For the copy, please give all of the data again exactly and leave the pictures out.

### Data for analysis

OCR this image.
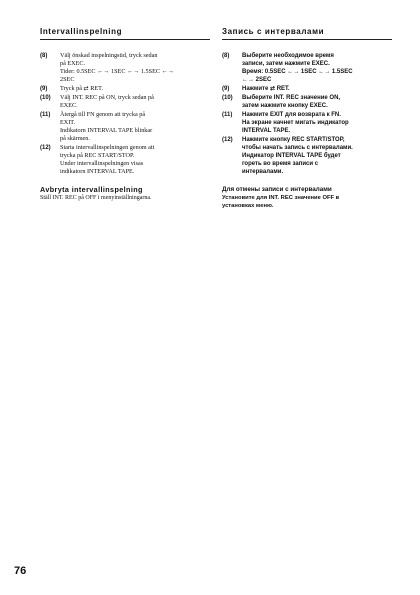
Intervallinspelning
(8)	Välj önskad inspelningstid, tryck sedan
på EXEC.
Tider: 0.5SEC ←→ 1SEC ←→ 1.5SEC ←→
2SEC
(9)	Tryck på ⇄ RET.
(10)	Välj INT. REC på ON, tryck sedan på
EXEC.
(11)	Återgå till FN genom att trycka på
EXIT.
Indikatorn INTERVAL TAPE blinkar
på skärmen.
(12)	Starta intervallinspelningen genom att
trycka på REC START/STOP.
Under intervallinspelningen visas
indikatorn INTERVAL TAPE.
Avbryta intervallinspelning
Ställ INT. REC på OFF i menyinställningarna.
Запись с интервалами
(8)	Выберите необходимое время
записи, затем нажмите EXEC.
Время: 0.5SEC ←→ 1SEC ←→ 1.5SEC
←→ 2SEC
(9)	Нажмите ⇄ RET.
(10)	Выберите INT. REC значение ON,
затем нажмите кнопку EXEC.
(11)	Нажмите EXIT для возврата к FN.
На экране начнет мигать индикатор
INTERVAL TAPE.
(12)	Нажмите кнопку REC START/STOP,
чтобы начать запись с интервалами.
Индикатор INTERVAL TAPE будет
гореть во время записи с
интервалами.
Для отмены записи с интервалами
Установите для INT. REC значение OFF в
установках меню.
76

######

▶ [Task response]
OCR this image.
Intervallinspelning
(8)	Välj önskad inspelningstid, tryck sedan
på EXEC.
Tider: 0.5SEC ←→ 1SEC ←→ 1.5SEC ←→
2SEC
(9)	Tryck på ⇄ RET.
(10)	Välj INT. REC på ON, tryck sedan på
EXEC.
(11)	Återgå till FN genom att trycka på
EXIT.
Indikatorn INTERVAL TAPE blinkar
på skärmen.
(12)	Starta intervallinspelningen genom att
trycka på REC START/STOP.
Under intervallinspelningen visas
indikatorn INTERVAL TAPE.
Avbryta intervallinspelning
Ställ INT. REC på OFF i menyinställningarna.
Запись с интервалами
(8)	Выберите необходимое время
записи, затем нажмите EXEC.
Время: 0.5SEC ←→ 1SEC ←→ 1.5SEC
←→ 2SEC
(9)	Нажмите ⇄ RET.
(10)	Выберите INT. REC значение ON,
затем нажмите кнопку EXEC.
(11)	Нажмите EXIT для возврата к FN.
На экране начнет мигать индикатор
INTERVAL TAPE.
(12)	Нажмите кнопку REC START/STOP,
чтобы начать запись с интервалами.
Индикатор INTERVAL TAPE будет
гореть во время записи с
интервалами.
Для отмены записи с интервалами
Установите для INT. REC значение OFF в
установках меню.
76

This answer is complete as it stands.